Lines and ligatures, playing techniques and coloration - hoping you can refine these ideas

…or suggest different, better ways to create ligatures and colorations that ideally carry over to part layouts without adjustment and don’t get altered when notes are edited and the number of bars in a system changes. What I’ve done below works much of the time, but needs occasional adjustment.

Ligatures

I discovered a Horizontal Lines property that I’d not noticed before that’s available in both Write and Engrave Modes:
Horizontal end position > End immediately before following note

Here’s a ligature on two notes that’s a solid line with inward-pointing hooks (start and end attached to rhythmic position) added to just the first of the two notes (the b) with this property applied, also set in Engrave Mode with an End offset of X=4 to take it the right distance beyond the second note.

This is the Full score.

image

Here’s the C2 part with no further adjustment needed:

image

Coloration

image

Making coloration marks has all been a bit complicated, but I can’t find a better way to do this. Sigh. (I bet there’s a much simpler way of making them!) At least now it’s done I can save the PT as default and use in other Dorico projects.

__Entries__.

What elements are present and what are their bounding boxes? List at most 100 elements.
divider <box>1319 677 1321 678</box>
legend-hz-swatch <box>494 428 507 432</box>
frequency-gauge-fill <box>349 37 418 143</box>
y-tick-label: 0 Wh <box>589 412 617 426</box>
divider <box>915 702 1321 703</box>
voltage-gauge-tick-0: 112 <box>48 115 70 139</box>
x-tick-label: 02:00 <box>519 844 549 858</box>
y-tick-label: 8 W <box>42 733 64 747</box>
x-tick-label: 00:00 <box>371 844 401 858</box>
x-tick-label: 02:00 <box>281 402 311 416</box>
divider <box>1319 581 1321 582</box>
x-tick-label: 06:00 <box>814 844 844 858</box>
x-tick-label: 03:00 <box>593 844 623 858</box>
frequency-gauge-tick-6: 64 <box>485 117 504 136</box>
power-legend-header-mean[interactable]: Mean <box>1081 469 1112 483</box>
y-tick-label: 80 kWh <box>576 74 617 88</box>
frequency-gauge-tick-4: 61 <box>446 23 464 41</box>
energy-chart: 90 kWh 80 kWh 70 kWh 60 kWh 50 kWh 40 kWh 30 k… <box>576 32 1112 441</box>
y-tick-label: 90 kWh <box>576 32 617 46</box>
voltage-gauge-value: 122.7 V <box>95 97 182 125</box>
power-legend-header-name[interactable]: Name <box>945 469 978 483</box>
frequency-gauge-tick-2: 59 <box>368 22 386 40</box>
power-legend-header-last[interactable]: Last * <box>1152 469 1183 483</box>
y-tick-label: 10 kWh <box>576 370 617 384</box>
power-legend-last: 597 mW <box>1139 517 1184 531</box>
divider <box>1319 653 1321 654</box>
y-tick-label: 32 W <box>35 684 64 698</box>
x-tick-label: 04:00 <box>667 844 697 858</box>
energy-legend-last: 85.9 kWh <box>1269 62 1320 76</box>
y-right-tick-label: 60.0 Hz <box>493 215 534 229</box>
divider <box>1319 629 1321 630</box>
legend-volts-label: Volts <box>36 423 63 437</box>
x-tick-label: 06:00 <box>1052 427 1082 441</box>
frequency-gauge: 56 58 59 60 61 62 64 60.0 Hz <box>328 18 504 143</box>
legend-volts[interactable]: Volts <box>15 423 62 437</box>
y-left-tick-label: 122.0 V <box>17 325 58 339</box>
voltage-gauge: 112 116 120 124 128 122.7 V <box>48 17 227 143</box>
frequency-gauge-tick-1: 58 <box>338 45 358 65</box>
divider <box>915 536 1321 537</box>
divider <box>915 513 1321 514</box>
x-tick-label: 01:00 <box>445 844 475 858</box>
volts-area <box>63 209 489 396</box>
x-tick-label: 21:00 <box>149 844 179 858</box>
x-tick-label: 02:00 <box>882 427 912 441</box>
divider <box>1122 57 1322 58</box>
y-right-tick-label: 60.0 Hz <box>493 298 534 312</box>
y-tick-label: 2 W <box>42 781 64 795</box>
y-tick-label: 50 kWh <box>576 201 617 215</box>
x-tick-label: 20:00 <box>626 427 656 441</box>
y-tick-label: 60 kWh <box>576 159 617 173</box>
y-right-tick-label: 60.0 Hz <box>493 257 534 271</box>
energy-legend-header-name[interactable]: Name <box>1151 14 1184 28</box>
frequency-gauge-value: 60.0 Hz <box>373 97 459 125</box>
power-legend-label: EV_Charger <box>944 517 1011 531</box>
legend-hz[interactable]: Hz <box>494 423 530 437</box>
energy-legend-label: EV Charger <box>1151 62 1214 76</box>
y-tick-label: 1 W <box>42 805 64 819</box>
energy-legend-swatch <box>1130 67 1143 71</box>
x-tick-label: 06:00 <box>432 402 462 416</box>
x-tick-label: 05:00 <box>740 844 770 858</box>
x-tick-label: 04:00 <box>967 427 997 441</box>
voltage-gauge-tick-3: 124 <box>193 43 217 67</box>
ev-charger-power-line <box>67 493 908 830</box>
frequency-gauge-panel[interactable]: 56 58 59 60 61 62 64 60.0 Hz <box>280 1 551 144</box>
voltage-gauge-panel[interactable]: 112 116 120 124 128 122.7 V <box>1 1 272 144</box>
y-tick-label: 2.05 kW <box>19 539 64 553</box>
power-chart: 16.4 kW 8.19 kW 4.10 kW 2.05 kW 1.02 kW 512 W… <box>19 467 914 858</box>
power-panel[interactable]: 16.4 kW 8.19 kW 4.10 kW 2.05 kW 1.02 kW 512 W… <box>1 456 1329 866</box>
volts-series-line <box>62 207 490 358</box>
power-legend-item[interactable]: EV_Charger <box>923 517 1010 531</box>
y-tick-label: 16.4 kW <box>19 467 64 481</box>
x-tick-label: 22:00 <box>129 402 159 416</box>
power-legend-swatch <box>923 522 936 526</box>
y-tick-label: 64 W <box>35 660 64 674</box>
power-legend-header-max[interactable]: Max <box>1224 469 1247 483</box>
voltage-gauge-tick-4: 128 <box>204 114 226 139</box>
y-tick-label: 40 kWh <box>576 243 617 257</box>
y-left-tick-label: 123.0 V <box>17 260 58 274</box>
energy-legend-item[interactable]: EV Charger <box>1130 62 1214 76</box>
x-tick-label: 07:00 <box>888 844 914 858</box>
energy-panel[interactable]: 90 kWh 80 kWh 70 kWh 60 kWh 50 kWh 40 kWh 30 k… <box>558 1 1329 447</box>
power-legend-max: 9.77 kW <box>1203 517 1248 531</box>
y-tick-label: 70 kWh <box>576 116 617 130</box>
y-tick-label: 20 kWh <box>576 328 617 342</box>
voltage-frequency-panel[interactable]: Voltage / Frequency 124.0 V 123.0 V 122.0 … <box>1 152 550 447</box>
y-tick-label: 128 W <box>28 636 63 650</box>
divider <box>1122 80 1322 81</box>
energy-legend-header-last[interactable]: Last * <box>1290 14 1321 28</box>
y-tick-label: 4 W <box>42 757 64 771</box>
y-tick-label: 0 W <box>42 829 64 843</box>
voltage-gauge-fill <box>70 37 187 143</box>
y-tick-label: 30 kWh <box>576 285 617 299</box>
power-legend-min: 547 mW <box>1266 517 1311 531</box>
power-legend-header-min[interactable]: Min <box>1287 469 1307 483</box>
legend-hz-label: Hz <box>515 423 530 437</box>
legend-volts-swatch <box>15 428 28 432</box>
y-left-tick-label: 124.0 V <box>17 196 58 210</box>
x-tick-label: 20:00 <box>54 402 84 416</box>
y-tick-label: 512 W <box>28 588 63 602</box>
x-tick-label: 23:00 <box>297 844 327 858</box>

==

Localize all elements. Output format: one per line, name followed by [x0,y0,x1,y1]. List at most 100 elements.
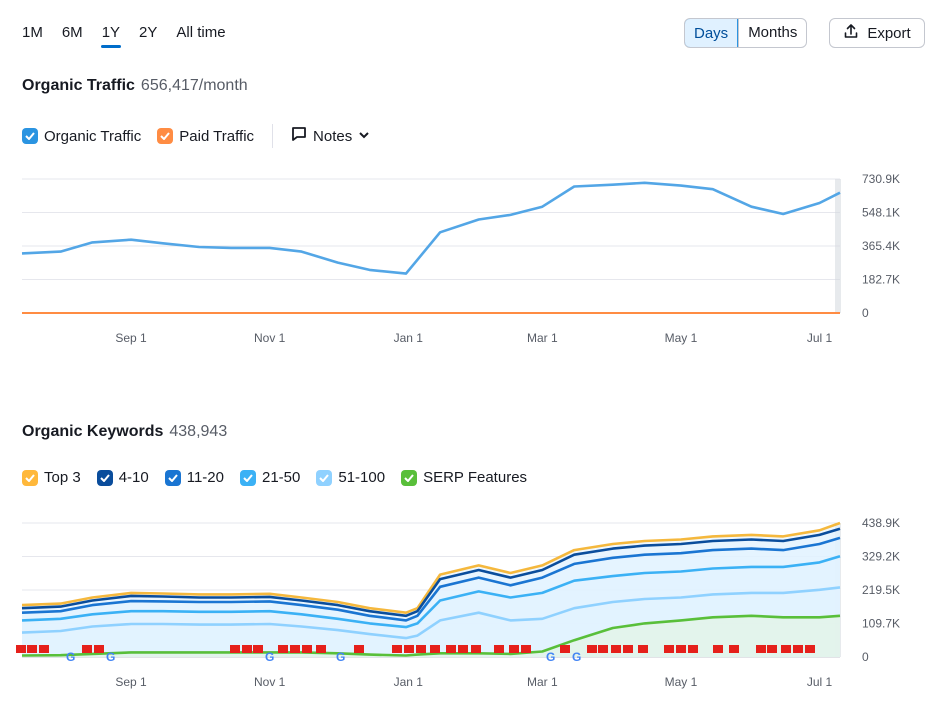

__Exercise brief__.
Please retype everything in the ligatures and coloration text above, from "This is the" down to "other Dorico projects.", word for word.

__Problem solution__.
This is the Full score.

image

Here’s the C2 part with no further adjustment needed:

image

Coloration

image

Making coloration marks has all been a bit complicated, but I can’t find a better way to do this. Sigh. (I bet there’s a much simpler way of making them!) At least now it’s done I can save the PT as default and use in other Dorico projects.